Tenacity—Integrating Sea Level Rise and Urban Growth Prediction Modelling in Design Scenarios in Tampa, Fl

Honor Award

Analysis and Planning

Karishma Joshi, Student ASLA; Jiali Liu
Faculty Advisors: Galen Newman, ASLA
Texas A&M University

Tampa, Florida is expected to grow considerably over the next decades, yet is one of the most vulnerable U.S. cities for flooding. Simply continuing on the present course, or even in line with current planned growth, will do little to mitigate flood risk, but informed development that incorporates resilient tactics will ensure long-term resilience in uncertain climate scenarios. This study analyzes three possible development strategies, and recommends one that could mitigate the impact of sea-level rise.

- 2020 Awards Jury

Project Credits

Committee Member / Advisor
Dr. Dongying Li

Committee Member / Advisor
James Tate

Project Statement

Urban expansion can worsen climate change conditions and enlarge hazard zones. Sea level rise due to climate change makes coastal populations more susceptible to flood risks. The use of land change prediction modelling to inform scenario-based planning has been helpful to increase capabilities when dealing with uncertainties in urbanization such as urban growth and flood risk, when compared to singular comprehensive plans. “Tenacity” uses the Land Transformation model to predict three different urban growth scenarios for Tampa, FL to determine how effective the current comprehensive plan is in adapting urban growth to decreasing flood risk and pollutant load. To achieve this, the project develops master plans according to each scenario and assesses their probable impact using the Long-Term Hydrologic Impact Analysis Low Impact Development Spreadsheet as a performance model. Findings of an in-depth analysis show that the current future land use plan for Tampa, while it appears to be better than current patterns of development, has higher flood exposure, storm-water run-off, and pollutant discharge than current conditions and should follow more resilient approaches to growth.

■ **Given records**:

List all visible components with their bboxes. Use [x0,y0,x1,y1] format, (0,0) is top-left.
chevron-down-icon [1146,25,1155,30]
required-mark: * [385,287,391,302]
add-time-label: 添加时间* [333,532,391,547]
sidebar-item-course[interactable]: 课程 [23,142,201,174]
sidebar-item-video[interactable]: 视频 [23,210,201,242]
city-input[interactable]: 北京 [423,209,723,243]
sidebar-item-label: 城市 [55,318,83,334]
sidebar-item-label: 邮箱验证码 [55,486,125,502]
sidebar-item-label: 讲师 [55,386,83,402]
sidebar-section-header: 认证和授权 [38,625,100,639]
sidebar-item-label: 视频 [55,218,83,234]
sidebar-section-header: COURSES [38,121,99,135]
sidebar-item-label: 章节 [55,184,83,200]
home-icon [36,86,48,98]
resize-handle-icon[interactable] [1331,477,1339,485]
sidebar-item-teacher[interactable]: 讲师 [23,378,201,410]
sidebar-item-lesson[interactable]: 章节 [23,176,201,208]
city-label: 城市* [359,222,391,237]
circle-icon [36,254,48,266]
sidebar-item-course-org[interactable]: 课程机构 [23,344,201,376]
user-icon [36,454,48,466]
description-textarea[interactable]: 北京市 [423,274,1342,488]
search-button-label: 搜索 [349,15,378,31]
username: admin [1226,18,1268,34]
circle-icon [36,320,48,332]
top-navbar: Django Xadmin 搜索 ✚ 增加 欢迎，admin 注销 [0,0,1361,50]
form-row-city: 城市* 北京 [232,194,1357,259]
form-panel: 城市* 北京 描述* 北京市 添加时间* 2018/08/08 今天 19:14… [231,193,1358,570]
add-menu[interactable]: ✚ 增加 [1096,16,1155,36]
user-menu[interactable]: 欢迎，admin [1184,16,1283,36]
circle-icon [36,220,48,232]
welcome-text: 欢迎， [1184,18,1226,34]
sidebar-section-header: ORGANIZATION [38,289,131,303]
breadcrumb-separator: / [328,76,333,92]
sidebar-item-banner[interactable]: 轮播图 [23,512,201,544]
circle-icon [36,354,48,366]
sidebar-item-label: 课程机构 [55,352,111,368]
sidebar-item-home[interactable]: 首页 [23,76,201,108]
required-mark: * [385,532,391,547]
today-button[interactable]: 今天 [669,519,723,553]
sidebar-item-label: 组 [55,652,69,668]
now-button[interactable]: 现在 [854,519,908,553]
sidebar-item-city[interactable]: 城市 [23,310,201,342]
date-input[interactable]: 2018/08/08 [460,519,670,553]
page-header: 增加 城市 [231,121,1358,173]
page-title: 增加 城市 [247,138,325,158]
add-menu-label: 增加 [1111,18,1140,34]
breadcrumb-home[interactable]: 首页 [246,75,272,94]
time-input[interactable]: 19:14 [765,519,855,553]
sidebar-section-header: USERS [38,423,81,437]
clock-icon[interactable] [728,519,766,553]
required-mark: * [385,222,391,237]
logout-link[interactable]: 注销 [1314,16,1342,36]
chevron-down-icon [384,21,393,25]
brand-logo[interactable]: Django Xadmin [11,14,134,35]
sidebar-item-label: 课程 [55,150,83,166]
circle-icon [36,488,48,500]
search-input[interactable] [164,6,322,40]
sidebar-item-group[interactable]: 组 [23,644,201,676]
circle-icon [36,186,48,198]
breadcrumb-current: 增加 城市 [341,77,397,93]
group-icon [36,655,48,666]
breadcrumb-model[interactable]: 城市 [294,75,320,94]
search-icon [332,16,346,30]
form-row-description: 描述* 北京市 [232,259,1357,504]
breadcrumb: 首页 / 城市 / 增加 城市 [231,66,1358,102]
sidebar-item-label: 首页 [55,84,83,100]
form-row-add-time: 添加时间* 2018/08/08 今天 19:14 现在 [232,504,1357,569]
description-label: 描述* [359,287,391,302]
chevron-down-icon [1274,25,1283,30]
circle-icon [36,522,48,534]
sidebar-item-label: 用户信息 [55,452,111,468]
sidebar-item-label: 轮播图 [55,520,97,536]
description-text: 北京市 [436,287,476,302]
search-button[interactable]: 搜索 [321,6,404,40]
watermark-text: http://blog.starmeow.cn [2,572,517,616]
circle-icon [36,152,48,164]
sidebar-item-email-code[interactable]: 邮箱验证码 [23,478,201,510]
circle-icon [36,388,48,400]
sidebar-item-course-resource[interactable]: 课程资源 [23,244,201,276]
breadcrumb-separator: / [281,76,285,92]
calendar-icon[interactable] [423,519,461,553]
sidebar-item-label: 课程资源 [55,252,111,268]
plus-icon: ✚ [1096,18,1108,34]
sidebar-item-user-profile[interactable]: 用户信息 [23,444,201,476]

■ **Required tasks**:
• a. Repeat word for word the part of the Tenacity project description that opens with the words containing "Analysis and Planning" and closes with "of sea-level rise.".
• b. For each statement, say yes or no to whether the Tenacity project description agrees with it, and quote the deciding words of the description. (i) The study analyzes three possible development strategies. (ii) The current future land use plan for Tampa has lower flood exposure than current conditions. (iii) The project uses the Land Transformation model as its performance model.
The rows above come from a separate source, not from the Tenacity project description.

■ **Solutions to the problems**:
• a.
Analysis and Planning

Karishma Joshi, Student ASLA; Jiali Liu
Faculty Advisors: Galen Newman, ASLA
Texas A&M University

Tampa, Florida is expected to grow considerably over the next decades, yet is one of the most vulnerable U.S. cities for flooding. Simply continuing on the present course, or even in line with current planned growth, will do little to mitigate flood risk, but informed development that incorporates resilient tactics will ensure long-term resilience in uncertain climate scenarios. This study analyzes three possible development strategies, and recommends one that could mitigate the impact of sea-level rise.

• b.
(i) Yes: "This study analyzes three possible development strategies"
(ii) No: "has higher flood exposure, storm-water run-off, and pollutant discharge than current conditions"
(iii) No: "assesses their probable impact using the Long-Term Hydrologic Impact Analysis Low Impact Development Spreadsheet as a performance model"